Exercise inputs:

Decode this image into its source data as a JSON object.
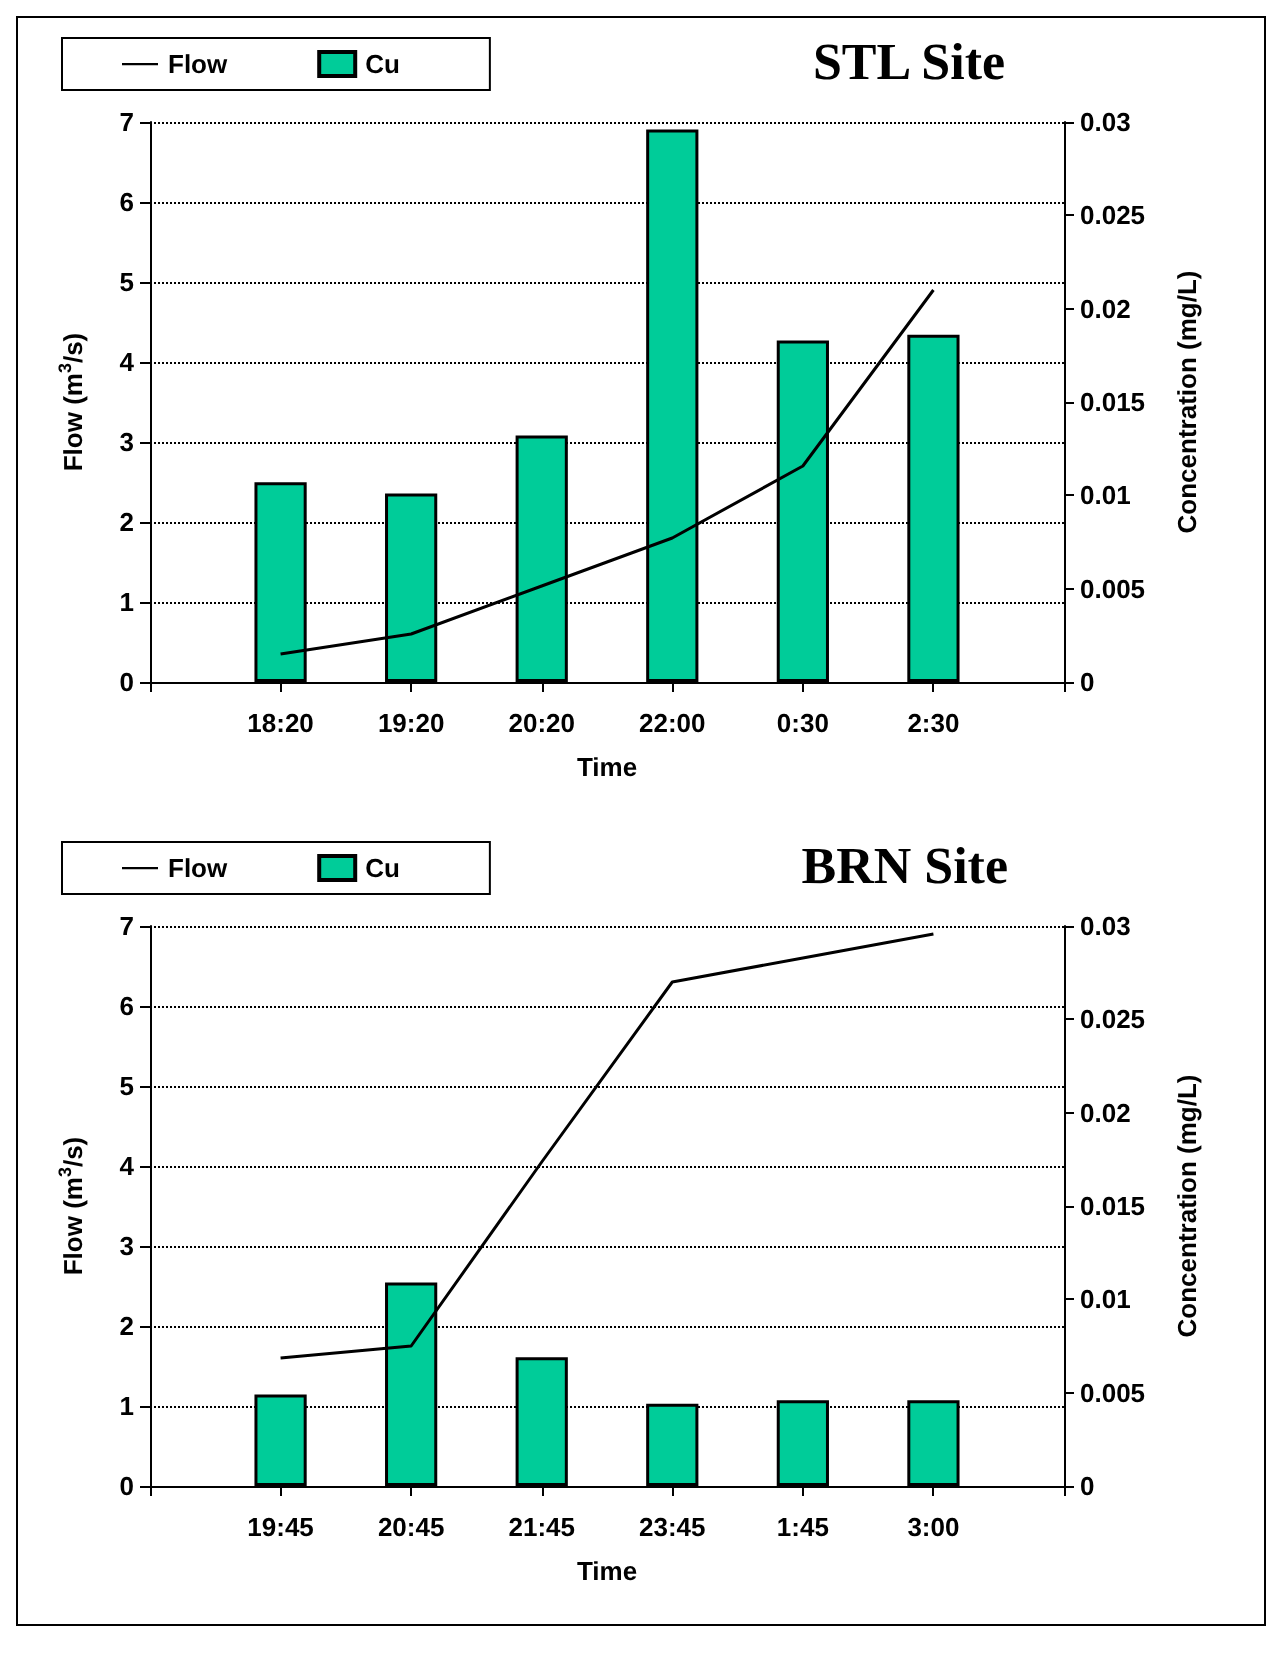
{
  "chart_data": [
    {
      "type": "bar",
      "title": "STL Site",
      "xlabel": "Time",
      "ylabel": "Flow (m$^{3}$/s)",
      "y2label": "Concentration (mg/L)",
      "categories": [
        null,
        "18:20",
        "19:20",
        "20:20",
        "22:00",
        "0:30",
        "2:30",
        null
      ],
      "series": [
        {
          "name": "Flow",
          "type": "line",
          "color": "#000000",
          "values": [
            null,
            0.35,
            0.6,
            1.2,
            1.8,
            2.7,
            4.9,
            null
          ]
        },
        {
          "name": "Cu",
          "type": "bar",
          "axis": "y2",
          "color": "#00cc99",
          "values": [
            null,
            0.0107,
            0.0101,
            0.0132,
            0.0296,
            0.0183,
            0.0186,
            null
          ]
        }
      ],
      "ylim": [
        0,
        7
      ],
      "yticks": [
        0,
        1,
        2,
        3,
        4,
        5,
        6,
        7
      ],
      "y2lim": [
        0,
        0.03
      ],
      "y2ticks": [
        0,
        0.005,
        0.01,
        0.015,
        0.02,
        0.025,
        0.03
      ],
      "grid": "y",
      "legend": "top left",
      "marker": "none",
      "line_style": "solid"
    },
    {
      "type": "bar",
      "title": "BRN Site",
      "xlabel": "Time",
      "ylabel": "Flow (m$^{3}$/s)",
      "y2label": "Concentration (mg/L)",
      "categories": [
        null,
        "19:45",
        "20:45",
        "21:45",
        "23:45",
        "1:45",
        "3:00",
        null
      ],
      "series": [
        {
          "name": "Flow",
          "type": "line",
          "color": "#000000",
          "values": [
            null,
            1.6,
            1.75,
            4.05,
            6.3,
            6.6,
            6.9,
            null
          ]
        },
        {
          "name": "Cu",
          "type": "bar",
          "axis": "y2",
          "color": "#00cc99",
          "values": [
            null,
            0.0049,
            0.0109,
            0.0069,
            0.0044,
            0.0046,
            0.0046,
            null
          ]
        }
      ],
      "ylim": [
        0,
        7
      ],
      "yticks": [
        0,
        1,
        2,
        3,
        4,
        5,
        6,
        7
      ],
      "y2lim": [
        0,
        0.03
      ],
      "y2ticks": [
        0,
        0.005,
        0.01,
        0.015,
        0.02,
        0.025,
        0.03
      ],
      "grid": "y",
      "legend": "top left",
      "marker": "none",
      "line_style": "solid"
    }
  ]
}
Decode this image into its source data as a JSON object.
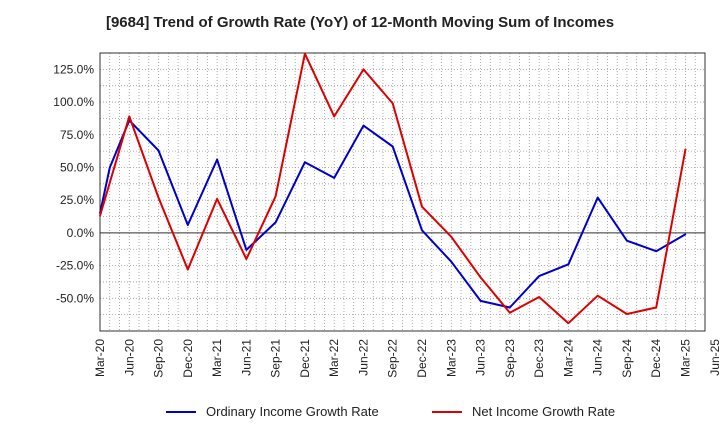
{
  "chart_data": {
    "type": "line",
    "title": "[9684]  Trend of Growth Rate (YoY) of 12-Month Moving Sum of Incomes",
    "xlabel": "",
    "ylabel": "",
    "ylim": [
      -75,
      137.5
    ],
    "x_tick_labels": [
      "Mar-20",
      "Jun-20",
      "Sep-20",
      "Dec-20",
      "Mar-21",
      "Jun-21",
      "Sep-21",
      "Dec-21",
      "Mar-22",
      "Jun-22",
      "Sep-22",
      "Dec-22",
      "Mar-23",
      "Jun-23",
      "Sep-23",
      "Dec-23",
      "Mar-24",
      "Jun-24",
      "Sep-24",
      "Dec-24",
      "Mar-25",
      "Jun-25"
    ],
    "y_ticks": [
      -50,
      -25,
      0,
      25,
      50,
      75,
      100,
      125
    ],
    "y_tick_labels": [
      "-50.0%",
      "-25.0%",
      "0.0%",
      "25.0%",
      "50.0%",
      "75.0%",
      "100.0%",
      "125.0%"
    ],
    "grid": true,
    "legend_position": "bottom",
    "x": [
      "Mar-20",
      "Apr-20",
      "May-20",
      "Jun-20",
      "Jul-20",
      "Aug-20",
      "Sep-20",
      "Oct-20",
      "Nov-20",
      "Dec-20",
      "Jan-21",
      "Feb-21",
      "Mar-21",
      "Apr-21",
      "May-21",
      "Jun-21",
      "Jul-21",
      "Aug-21",
      "Sep-21",
      "Oct-21",
      "Nov-21",
      "Dec-21",
      "Jan-22",
      "Feb-22",
      "Mar-22",
      "Apr-22",
      "May-22",
      "Jun-22",
      "Jul-22",
      "Aug-22",
      "Sep-22",
      "Oct-22",
      "Nov-22",
      "Dec-22",
      "Jan-23",
      "Feb-23",
      "Mar-23",
      "Apr-23",
      "May-23",
      "Jun-23",
      "Jul-23",
      "Aug-23",
      "Sep-23",
      "Oct-23",
      "Nov-23",
      "Dec-23",
      "Jan-24",
      "Feb-24",
      "Mar-24",
      "Apr-24",
      "May-24",
      "Jun-24",
      "Jul-24",
      "Aug-24",
      "Sep-24",
      "Oct-24",
      "Nov-24",
      "Dec-24",
      "Jan-25",
      "Feb-25",
      "Mar-25"
    ],
    "series": [
      {
        "name": "Ordinary Income Growth Rate",
        "color": "#0000cc",
        "values": [
          15,
          50,
          null,
          86,
          null,
          null,
          63,
          null,
          null,
          6,
          null,
          null,
          56,
          null,
          null,
          -13,
          null,
          null,
          8,
          null,
          null,
          54,
          null,
          null,
          42,
          null,
          null,
          82,
          null,
          null,
          66,
          null,
          null,
          2,
          null,
          null,
          -22,
          null,
          null,
          -52,
          null,
          null,
          -57,
          null,
          null,
          -33,
          null,
          null,
          -24,
          null,
          null,
          27,
          null,
          null,
          -6,
          null,
          null,
          -14,
          null,
          null,
          -1
        ]
      },
      {
        "name": "Net Income Growth Rate",
        "color": "#dd0000",
        "values": [
          13,
          null,
          null,
          89,
          null,
          null,
          27,
          null,
          null,
          -28,
          null,
          null,
          26,
          null,
          null,
          -20,
          null,
          null,
          28,
          null,
          null,
          137,
          null,
          null,
          89,
          null,
          null,
          125,
          null,
          null,
          99,
          null,
          null,
          20,
          null,
          null,
          -3,
          null,
          null,
          -34,
          null,
          null,
          -61,
          null,
          null,
          -49,
          null,
          null,
          -69,
          null,
          null,
          -48,
          null,
          null,
          -62,
          null,
          null,
          -57,
          null,
          null,
          64
        ]
      }
    ]
  }
}
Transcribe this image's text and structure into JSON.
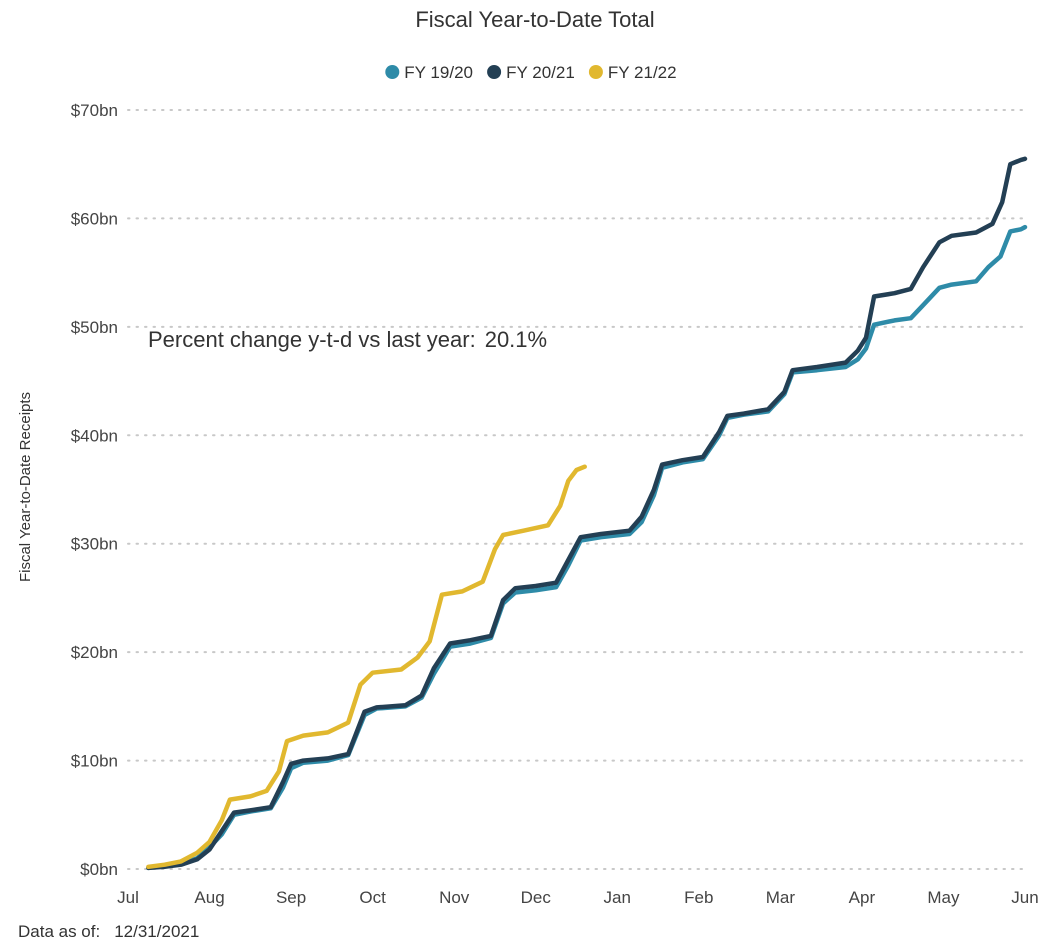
{
  "chart_data": {
    "type": "line",
    "title": "Fiscal Year-to-Date Total",
    "ylabel": "Fiscal Year-to-Date Receipts",
    "xlabel": "",
    "ylim": [
      0,
      70
    ],
    "y_unit": "$bn",
    "yticks": [
      {
        "value": 0,
        "label": "$0bn"
      },
      {
        "value": 10,
        "label": "$10bn"
      },
      {
        "value": 20,
        "label": "$20bn"
      },
      {
        "value": 30,
        "label": "$30bn"
      },
      {
        "value": 40,
        "label": "$40bn"
      },
      {
        "value": 50,
        "label": "$50bn"
      },
      {
        "value": 60,
        "label": "$60bn"
      },
      {
        "value": 70,
        "label": "$70bn"
      }
    ],
    "categories": [
      "Jul",
      "Aug",
      "Sep",
      "Oct",
      "Nov",
      "Dec",
      "Jan",
      "Feb",
      "Mar",
      "Apr",
      "May",
      "Jun"
    ],
    "grid": true,
    "legend_position": "top-center",
    "annotation": {
      "label": "Percent change y-t-d vs last year:",
      "value": "20.1%"
    },
    "series": [
      {
        "name": "FY 19/20",
        "color": "#2e8ba8",
        "points": [
          [
            0.25,
            0.1
          ],
          [
            0.45,
            0.3
          ],
          [
            0.65,
            0.5
          ],
          [
            0.85,
            1.0
          ],
          [
            1.0,
            2.0
          ],
          [
            1.15,
            3.2
          ],
          [
            1.3,
            5.0
          ],
          [
            1.5,
            5.3
          ],
          [
            1.75,
            5.6
          ],
          [
            1.9,
            7.5
          ],
          [
            2.0,
            9.3
          ],
          [
            2.15,
            9.8
          ],
          [
            2.45,
            10.0
          ],
          [
            2.7,
            10.5
          ],
          [
            2.9,
            14.2
          ],
          [
            3.05,
            14.8
          ],
          [
            3.4,
            15.0
          ],
          [
            3.6,
            15.8
          ],
          [
            3.75,
            18.0
          ],
          [
            3.95,
            20.5
          ],
          [
            4.2,
            20.8
          ],
          [
            4.45,
            21.3
          ],
          [
            4.6,
            24.5
          ],
          [
            4.75,
            25.5
          ],
          [
            5.0,
            25.7
          ],
          [
            5.25,
            26.0
          ],
          [
            5.4,
            28.0
          ],
          [
            5.55,
            30.3
          ],
          [
            5.8,
            30.6
          ],
          [
            6.15,
            30.9
          ],
          [
            6.3,
            32.0
          ],
          [
            6.45,
            34.5
          ],
          [
            6.55,
            37.0
          ],
          [
            6.8,
            37.5
          ],
          [
            7.05,
            37.8
          ],
          [
            7.25,
            40.0
          ],
          [
            7.35,
            41.6
          ],
          [
            7.55,
            41.9
          ],
          [
            7.85,
            42.2
          ],
          [
            8.05,
            43.8
          ],
          [
            8.15,
            45.8
          ],
          [
            8.45,
            46.0
          ],
          [
            8.8,
            46.3
          ],
          [
            8.95,
            47.0
          ],
          [
            9.05,
            48.0
          ],
          [
            9.15,
            50.2
          ],
          [
            9.4,
            50.6
          ],
          [
            9.6,
            50.8
          ],
          [
            9.75,
            52.0
          ],
          [
            9.95,
            53.6
          ],
          [
            10.1,
            53.9
          ],
          [
            10.4,
            54.2
          ],
          [
            10.55,
            55.5
          ],
          [
            10.7,
            56.5
          ],
          [
            10.82,
            58.8
          ],
          [
            10.95,
            59.0
          ],
          [
            11.0,
            59.2
          ]
        ]
      },
      {
        "name": "FY 20/21",
        "color": "#233f54",
        "points": [
          [
            0.25,
            0.1
          ],
          [
            0.45,
            0.2
          ],
          [
            0.65,
            0.4
          ],
          [
            0.85,
            0.9
          ],
          [
            1.0,
            1.8
          ],
          [
            1.15,
            3.5
          ],
          [
            1.3,
            5.2
          ],
          [
            1.5,
            5.4
          ],
          [
            1.75,
            5.7
          ],
          [
            1.9,
            8.0
          ],
          [
            2.0,
            9.7
          ],
          [
            2.15,
            10.0
          ],
          [
            2.45,
            10.2
          ],
          [
            2.7,
            10.6
          ],
          [
            2.9,
            14.5
          ],
          [
            3.05,
            14.9
          ],
          [
            3.4,
            15.1
          ],
          [
            3.6,
            16.0
          ],
          [
            3.75,
            18.5
          ],
          [
            3.95,
            20.8
          ],
          [
            4.2,
            21.1
          ],
          [
            4.45,
            21.5
          ],
          [
            4.6,
            24.8
          ],
          [
            4.75,
            25.9
          ],
          [
            5.0,
            26.1
          ],
          [
            5.25,
            26.4
          ],
          [
            5.4,
            28.5
          ],
          [
            5.55,
            30.6
          ],
          [
            5.8,
            30.9
          ],
          [
            6.15,
            31.2
          ],
          [
            6.3,
            32.5
          ],
          [
            6.45,
            35.0
          ],
          [
            6.55,
            37.3
          ],
          [
            6.8,
            37.7
          ],
          [
            7.05,
            38.0
          ],
          [
            7.25,
            40.3
          ],
          [
            7.35,
            41.8
          ],
          [
            7.55,
            42.0
          ],
          [
            7.85,
            42.4
          ],
          [
            8.05,
            44.0
          ],
          [
            8.15,
            46.0
          ],
          [
            8.45,
            46.3
          ],
          [
            8.8,
            46.7
          ],
          [
            8.95,
            47.8
          ],
          [
            9.05,
            49.0
          ],
          [
            9.15,
            52.8
          ],
          [
            9.4,
            53.1
          ],
          [
            9.6,
            53.5
          ],
          [
            9.75,
            55.5
          ],
          [
            9.95,
            57.8
          ],
          [
            10.1,
            58.4
          ],
          [
            10.4,
            58.7
          ],
          [
            10.6,
            59.5
          ],
          [
            10.72,
            61.5
          ],
          [
            10.82,
            65.0
          ],
          [
            10.95,
            65.4
          ],
          [
            11.0,
            65.5
          ]
        ]
      },
      {
        "name": "FY 21/22",
        "color": "#e1b82f",
        "points": [
          [
            0.25,
            0.2
          ],
          [
            0.45,
            0.4
          ],
          [
            0.65,
            0.7
          ],
          [
            0.85,
            1.5
          ],
          [
            1.0,
            2.5
          ],
          [
            1.15,
            4.5
          ],
          [
            1.25,
            6.4
          ],
          [
            1.5,
            6.7
          ],
          [
            1.7,
            7.2
          ],
          [
            1.85,
            9.0
          ],
          [
            1.95,
            11.8
          ],
          [
            2.15,
            12.3
          ],
          [
            2.45,
            12.6
          ],
          [
            2.7,
            13.5
          ],
          [
            2.85,
            17.0
          ],
          [
            3.0,
            18.1
          ],
          [
            3.35,
            18.4
          ],
          [
            3.55,
            19.5
          ],
          [
            3.7,
            21.0
          ],
          [
            3.85,
            25.3
          ],
          [
            4.1,
            25.6
          ],
          [
            4.35,
            26.5
          ],
          [
            4.5,
            29.5
          ],
          [
            4.6,
            30.8
          ],
          [
            4.85,
            31.2
          ],
          [
            5.15,
            31.7
          ],
          [
            5.3,
            33.5
          ],
          [
            5.4,
            35.8
          ],
          [
            5.5,
            36.8
          ],
          [
            5.6,
            37.1
          ]
        ]
      }
    ]
  },
  "footer": {
    "label": "Data as of:",
    "value": "12/31/2021"
  }
}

The request: Copy each line that contains the word "Fiscal".

Result:
    "title": "Fiscal Year-to-Date Total",
    "ylabel": "Fiscal Year-to-Date Receipts",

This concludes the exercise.